Records contained in a dataset:

↓

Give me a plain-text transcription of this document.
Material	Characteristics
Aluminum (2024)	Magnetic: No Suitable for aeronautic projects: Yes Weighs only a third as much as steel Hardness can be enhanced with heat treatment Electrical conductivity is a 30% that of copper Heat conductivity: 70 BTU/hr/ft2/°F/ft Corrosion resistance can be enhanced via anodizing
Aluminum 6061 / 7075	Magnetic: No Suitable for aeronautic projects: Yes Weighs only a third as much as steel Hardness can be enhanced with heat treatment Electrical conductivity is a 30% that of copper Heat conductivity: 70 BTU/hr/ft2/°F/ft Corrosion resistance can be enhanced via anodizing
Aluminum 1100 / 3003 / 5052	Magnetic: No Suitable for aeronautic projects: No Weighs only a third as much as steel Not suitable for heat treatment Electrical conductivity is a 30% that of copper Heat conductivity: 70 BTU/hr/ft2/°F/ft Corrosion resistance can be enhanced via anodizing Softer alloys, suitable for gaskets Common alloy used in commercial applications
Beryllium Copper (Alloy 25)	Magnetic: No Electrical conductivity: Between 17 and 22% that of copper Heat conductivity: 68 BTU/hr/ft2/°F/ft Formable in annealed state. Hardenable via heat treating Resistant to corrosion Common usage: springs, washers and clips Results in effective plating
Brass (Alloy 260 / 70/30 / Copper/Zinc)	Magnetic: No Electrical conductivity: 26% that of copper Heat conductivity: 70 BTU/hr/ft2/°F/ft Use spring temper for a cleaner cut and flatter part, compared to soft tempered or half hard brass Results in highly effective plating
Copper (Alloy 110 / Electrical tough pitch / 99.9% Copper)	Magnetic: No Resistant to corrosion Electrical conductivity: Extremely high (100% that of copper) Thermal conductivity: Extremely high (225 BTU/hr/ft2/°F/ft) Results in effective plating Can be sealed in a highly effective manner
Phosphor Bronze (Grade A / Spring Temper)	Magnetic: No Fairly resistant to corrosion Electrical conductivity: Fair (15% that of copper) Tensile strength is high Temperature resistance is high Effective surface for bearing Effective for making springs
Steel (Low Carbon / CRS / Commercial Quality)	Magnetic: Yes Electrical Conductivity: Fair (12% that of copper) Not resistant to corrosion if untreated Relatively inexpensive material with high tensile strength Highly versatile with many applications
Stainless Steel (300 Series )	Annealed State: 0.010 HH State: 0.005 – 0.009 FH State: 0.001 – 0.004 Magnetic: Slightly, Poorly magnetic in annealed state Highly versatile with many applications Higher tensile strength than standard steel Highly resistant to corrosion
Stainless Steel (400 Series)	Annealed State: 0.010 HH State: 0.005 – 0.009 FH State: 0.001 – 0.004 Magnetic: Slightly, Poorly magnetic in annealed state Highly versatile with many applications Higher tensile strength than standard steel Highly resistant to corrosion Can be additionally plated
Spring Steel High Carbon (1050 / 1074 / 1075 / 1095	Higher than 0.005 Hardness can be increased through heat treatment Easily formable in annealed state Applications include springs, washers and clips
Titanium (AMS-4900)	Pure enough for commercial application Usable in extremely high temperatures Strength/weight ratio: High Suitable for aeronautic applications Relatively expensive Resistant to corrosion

↑

YOUR TASK: Copy every line of the listing containing the string "only".

TASK RESULT:
Aluminum (2024)	Magnetic: No Suitable for aeronautic projects: Yes Weighs only a third as much as steel Hardness can be enhanced with heat treatment Electrical conductivity is a 30% that of copper Heat conductivity: 70 BTU/hr/ft2/°F/ft Corrosion resistance can be enhanced via anodizing
Aluminum 6061 / 7075	Magnetic: No Suitable for aeronautic projects: Yes Weighs only a third as much as steel Hardness can be enhanced with heat treatment Electrical conductivity is a 30% that of copper Heat conductivity: 70 BTU/hr/ft2/°F/ft Corrosion resistance can be enhanced via anodizing
Aluminum 1100 / 3003 / 5052	Magnetic: No Suitable for aeronautic projects: No Weighs only a third as much as steel Not suitable for heat treatment Electrical conductivity is a 30% that of copper Heat conductivity: 70 BTU/hr/ft2/°F/ft Corrosion resistance can be enhanced via anodizing Softer alloys, suitable for gaskets Common alloy used in commercial applications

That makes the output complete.